__Requirement__:
Leave out the pictures and copy every record exactly.

——————————

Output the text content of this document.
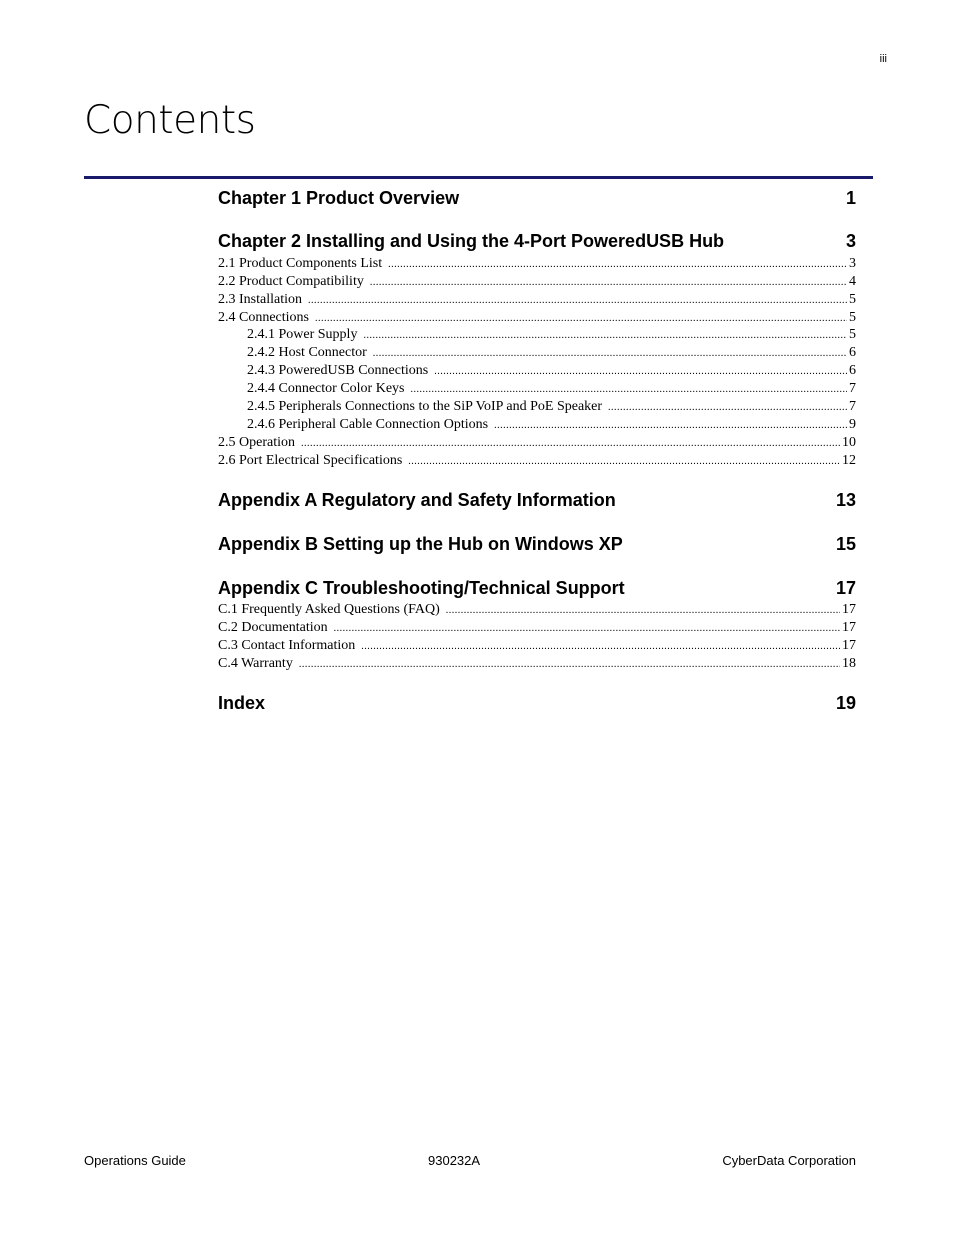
iii
Contents
Chapter 1 Product Overview	1
Chapter 2 Installing and Using the 4-Port PoweredUSB Hub	3
2.1 Product Components List .....	3
2.2 Product Compatibility .....	4
2.3 Installation .....	5
2.4 Connections .....	5
2.4.1 Power Supply .....	5
2.4.2 Host Connector .....	6
2.4.3 PoweredUSB Connections .....	6
2.4.4 Connector Color Keys .....	7
2.4.5 Peripherals Connections to the SiP VoIP and PoE Speaker .....	7
2.4.6 Peripheral Cable Connection Options .....	9
2.5 Operation .....	10
2.6 Port Electrical Specifications .....	12
Appendix A Regulatory and Safety Information	13
Appendix B Setting up the Hub on Windows XP	15
Appendix C Troubleshooting/Technical Support	17
C.1 Frequently Asked Questions (FAQ) .....	17
C.2 Documentation .....	17
C.3 Contact Information .....	17
C.4 Warranty .....	18
Index	19
Operations Guide	930232A	CyberData Corporation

——————————

__Exercise answer__:
Output the text content of this document.
iii
Contents
Chapter 1 Product Overview	1
Chapter 2 Installing and Using the 4-Port PoweredUSB Hub	3
2.1 Product Components List .....	3
2.2 Product Compatibility .....	4
2.3 Installation .....	5
2.4 Connections .....	5
2.4.1 Power Supply .....	5
2.4.2 Host Connector .....	6
2.4.3 PoweredUSB Connections .....	6
2.4.4 Connector Color Keys .....	7
2.4.5 Peripherals Connections to the SiP VoIP and PoE Speaker .....	7
2.4.6 Peripheral Cable Connection Options .....	9
2.5 Operation .....	10
2.6 Port Electrical Specifications .....	12
Appendix A Regulatory and Safety Information	13
Appendix B Setting up the Hub on Windows XP	15
Appendix C Troubleshooting/Technical Support	17
C.1 Frequently Asked Questions (FAQ) .....	17
C.2 Documentation .....	17
C.3 Contact Information .....	17
C.4 Warranty .....	18
Index	19
Operations Guide	930232A	CyberData Corporation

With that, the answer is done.